> _Work order_: In the table of recurrent rare CNVs, explain why the 7p15.2 region gets a 1 in the Network column.

Table IV.
Recurrent Rare CNVs in TS Cases with Left-Sided Lesions
| Region | Type | Candidate Genes | Disease Gene | Animal Model | Prior CHD | Network | Total |
|---|---|---|---|---|---|---|---|
| 7p15.2 | Del | HOXA3,HOXA4,HOXA5,HOXA6,HOXA7,EVX1,HOXA9,HOXA10,HOXA11,HOXA13,HOTTIP | 1 | 1 | 0 | 1 | 3 |
| 21q21.1 | Dup*/Del | CXADR,BTG3 | 0 | 1 | 1 | 0 | 2 |
| 13q12.11 | Dup* | ZMYM2,ZMYM5, GJA3,GJB6 | 0 | 0 | 1 | 1 | 2 |
| 18p11.32 | Del | COLEC12,CETN1,CLUL1,C18ORF56,TYMS | 0 | 1 | 1 | 0 | 2 |
| 1q43 | Dup*/Del | FH,KMO,WDR64,OPN3,CHML,PLD5 | 0 | 0 | 1 | 0 | 1 |
| 4q32.3 | Dup*/Del | TRIM60,TRIM61,TMEM192 | 0 | 0 | 0 | 0 | 0 |
Lists of candidate CNV regions ranked by prioritization scores. Region: in hg19 coordinates; Dup: duplication
*
disrupting duplication
Del: deletion; Disease Gene: mutations identified in subjects with congenital heart defects; Animal model: targeted disruption causes aortic and/or cardiac phenotypes; Prior CHD: CNVs discovered in subjects with congenital heart disease; Network: in top 10% of genes identified by ToppGene analysis using known BAV and TAAD genes as seeds.

Dataset entries
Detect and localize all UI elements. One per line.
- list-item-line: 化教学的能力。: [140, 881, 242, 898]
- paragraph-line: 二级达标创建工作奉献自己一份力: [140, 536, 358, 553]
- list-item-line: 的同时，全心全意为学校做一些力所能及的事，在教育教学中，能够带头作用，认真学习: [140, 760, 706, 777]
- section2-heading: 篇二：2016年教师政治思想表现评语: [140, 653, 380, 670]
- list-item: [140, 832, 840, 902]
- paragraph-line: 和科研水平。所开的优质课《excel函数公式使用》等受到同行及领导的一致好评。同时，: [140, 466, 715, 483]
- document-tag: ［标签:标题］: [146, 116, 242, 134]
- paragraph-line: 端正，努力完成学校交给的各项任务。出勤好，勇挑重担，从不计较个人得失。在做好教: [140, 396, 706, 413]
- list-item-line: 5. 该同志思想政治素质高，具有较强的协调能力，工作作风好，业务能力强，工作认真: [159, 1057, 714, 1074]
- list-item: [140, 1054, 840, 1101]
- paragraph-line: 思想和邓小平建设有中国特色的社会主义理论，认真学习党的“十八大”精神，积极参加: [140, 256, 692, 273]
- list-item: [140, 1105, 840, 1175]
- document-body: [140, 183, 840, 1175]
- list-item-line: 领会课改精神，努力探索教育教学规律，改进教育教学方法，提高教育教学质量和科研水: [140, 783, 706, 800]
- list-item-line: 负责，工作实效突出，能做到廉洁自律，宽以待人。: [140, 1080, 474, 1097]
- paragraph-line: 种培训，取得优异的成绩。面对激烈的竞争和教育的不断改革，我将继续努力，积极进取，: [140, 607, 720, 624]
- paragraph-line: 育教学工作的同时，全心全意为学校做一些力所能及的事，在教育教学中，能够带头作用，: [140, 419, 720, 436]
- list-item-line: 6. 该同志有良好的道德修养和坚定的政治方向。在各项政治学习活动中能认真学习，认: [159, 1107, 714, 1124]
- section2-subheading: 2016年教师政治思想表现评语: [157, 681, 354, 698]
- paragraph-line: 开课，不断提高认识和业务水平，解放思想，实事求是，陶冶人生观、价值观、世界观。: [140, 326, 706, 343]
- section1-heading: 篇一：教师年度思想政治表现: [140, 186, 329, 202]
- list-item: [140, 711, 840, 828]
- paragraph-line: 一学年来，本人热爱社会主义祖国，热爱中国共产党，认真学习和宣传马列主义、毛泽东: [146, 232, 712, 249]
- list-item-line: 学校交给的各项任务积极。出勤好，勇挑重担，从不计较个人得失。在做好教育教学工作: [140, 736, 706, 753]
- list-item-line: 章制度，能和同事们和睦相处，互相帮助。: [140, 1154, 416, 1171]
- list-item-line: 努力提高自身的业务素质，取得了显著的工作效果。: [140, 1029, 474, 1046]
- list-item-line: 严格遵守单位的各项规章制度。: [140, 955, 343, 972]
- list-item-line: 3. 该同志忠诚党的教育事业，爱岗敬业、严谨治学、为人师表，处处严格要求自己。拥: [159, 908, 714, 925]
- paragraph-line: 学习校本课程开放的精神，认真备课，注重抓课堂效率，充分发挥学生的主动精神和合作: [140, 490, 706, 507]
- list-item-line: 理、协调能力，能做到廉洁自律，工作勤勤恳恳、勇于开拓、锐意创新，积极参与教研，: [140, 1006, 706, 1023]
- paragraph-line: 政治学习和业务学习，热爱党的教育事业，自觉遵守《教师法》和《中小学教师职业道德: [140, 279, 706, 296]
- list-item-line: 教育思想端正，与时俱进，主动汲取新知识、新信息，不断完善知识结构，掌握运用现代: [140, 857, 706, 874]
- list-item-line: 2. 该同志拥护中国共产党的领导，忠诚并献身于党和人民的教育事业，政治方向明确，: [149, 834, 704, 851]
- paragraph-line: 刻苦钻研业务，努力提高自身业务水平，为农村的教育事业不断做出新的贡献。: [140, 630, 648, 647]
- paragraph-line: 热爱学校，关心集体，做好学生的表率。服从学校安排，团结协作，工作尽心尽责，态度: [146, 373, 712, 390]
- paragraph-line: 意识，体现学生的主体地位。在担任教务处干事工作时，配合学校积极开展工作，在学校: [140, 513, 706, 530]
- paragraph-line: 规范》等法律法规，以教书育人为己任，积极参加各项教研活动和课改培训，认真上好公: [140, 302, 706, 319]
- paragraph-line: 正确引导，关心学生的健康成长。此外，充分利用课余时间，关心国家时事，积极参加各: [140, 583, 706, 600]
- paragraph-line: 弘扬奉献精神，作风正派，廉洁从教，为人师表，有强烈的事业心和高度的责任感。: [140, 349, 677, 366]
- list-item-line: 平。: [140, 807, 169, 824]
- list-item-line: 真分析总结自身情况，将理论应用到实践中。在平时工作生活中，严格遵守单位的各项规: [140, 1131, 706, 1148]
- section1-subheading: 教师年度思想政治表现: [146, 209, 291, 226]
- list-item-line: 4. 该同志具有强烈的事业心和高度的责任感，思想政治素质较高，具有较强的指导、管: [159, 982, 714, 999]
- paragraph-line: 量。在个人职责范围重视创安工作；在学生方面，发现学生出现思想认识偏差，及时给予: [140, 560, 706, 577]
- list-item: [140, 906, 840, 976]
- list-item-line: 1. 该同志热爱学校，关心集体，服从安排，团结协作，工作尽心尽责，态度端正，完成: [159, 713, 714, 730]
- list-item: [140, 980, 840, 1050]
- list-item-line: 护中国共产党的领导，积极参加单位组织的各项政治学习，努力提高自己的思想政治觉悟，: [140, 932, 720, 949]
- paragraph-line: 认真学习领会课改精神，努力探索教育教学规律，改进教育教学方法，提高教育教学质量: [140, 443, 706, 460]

> _Solution for this problem_: A 1 in the Network column means the region's genes are in the top 10% of genes found by ToppGene analysis. That analysis used known BAV and TAAD genes as seeds.